start Exercise materials

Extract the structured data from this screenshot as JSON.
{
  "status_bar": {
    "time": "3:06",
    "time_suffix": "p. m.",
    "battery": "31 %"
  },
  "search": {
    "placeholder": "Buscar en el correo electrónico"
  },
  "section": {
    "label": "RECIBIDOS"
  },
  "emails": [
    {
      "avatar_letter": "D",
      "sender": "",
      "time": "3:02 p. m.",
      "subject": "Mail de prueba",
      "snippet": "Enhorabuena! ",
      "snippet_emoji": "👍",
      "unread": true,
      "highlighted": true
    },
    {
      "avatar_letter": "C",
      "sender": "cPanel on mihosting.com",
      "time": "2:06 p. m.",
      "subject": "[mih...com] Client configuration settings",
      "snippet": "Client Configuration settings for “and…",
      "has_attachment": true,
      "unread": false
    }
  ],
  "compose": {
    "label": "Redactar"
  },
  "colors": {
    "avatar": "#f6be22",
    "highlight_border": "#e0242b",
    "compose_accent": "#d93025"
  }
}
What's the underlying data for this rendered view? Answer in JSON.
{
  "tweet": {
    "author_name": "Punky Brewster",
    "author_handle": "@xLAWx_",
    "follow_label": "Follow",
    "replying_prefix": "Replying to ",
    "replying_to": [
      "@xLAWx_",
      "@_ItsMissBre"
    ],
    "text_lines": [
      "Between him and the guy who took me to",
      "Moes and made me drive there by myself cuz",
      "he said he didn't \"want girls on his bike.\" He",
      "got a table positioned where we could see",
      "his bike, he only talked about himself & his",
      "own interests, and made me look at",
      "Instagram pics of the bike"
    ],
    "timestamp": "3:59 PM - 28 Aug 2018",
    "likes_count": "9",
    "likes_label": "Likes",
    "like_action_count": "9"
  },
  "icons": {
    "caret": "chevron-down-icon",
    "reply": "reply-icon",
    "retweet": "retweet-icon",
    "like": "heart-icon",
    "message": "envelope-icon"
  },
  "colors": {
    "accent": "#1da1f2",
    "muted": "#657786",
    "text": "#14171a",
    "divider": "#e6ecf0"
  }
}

end Exercise materials

- [Stated task]:
Copy out all of the records above with nothing altered.

- [Solution]:
Extract the structured data from this screenshot as JSON.
{
  "status_bar": {
    "time": "3:06",
    "time_suffix": "p. m.",
    "battery": "31 %"
  },
  "search": {
    "placeholder": "Buscar en el correo electrónico"
  },
  "section": {
    "label": "RECIBIDOS"
  },
  "emails": [
    {
      "avatar_letter": "D",
      "sender": "",
      "time": "3:02 p. m.",
      "subject": "Mail de prueba",
      "snippet": "Enhorabuena! ",
      "snippet_emoji": "👍",
      "unread": true,
      "highlighted": true
    },
    {
      "avatar_letter": "C",
      "sender": "cPanel on mihosting.com",
      "time": "2:06 p. m.",
      "subject": "[mih...com] Client configuration settings",
      "snippet": "Client Configuration settings for “and…",
      "has_attachment": true,
      "unread": false
    }
  ],
  "compose": {
    "label": "Redactar"
  },
  "colors": {
    "avatar": "#f6be22",
    "highlight_border": "#e0242b",
    "compose_accent": "#d93025"
  }
}
What's the underlying data for this rendered view? Answer in JSON.
{
  "tweet": {
    "author_name": "Punky Brewster",
    "author_handle": "@xLAWx_",
    "follow_label": "Follow",
    "replying_prefix": "Replying to ",
    "replying_to": [
      "@xLAWx_",
      "@_ItsMissBre"
    ],
    "text_lines": [
      "Between him and the guy who took me to",
      "Moes and made me drive there by myself cuz",
      "he said he didn't \"want girls on his bike.\" He",
      "got a table positioned where we could see",
      "his bike, he only talked about himself & his",
      "own interests, and made me look at",
      "Instagram pics of the bike"
    ],
    "timestamp": "3:59 PM - 28 Aug 2018",
    "likes_count": "9",
    "likes_label": "Likes",
    "like_action_count": "9"
  },
  "icons": {
    "caret": "chevron-down-icon",
    "reply": "reply-icon",
    "retweet": "retweet-icon",
    "like": "heart-icon",
    "message": "envelope-icon"
  },
  "colors": {
    "accent": "#1da1f2",
    "muted": "#657786",
    "text": "#14171a",
    "divider": "#e6ecf0"
  }
}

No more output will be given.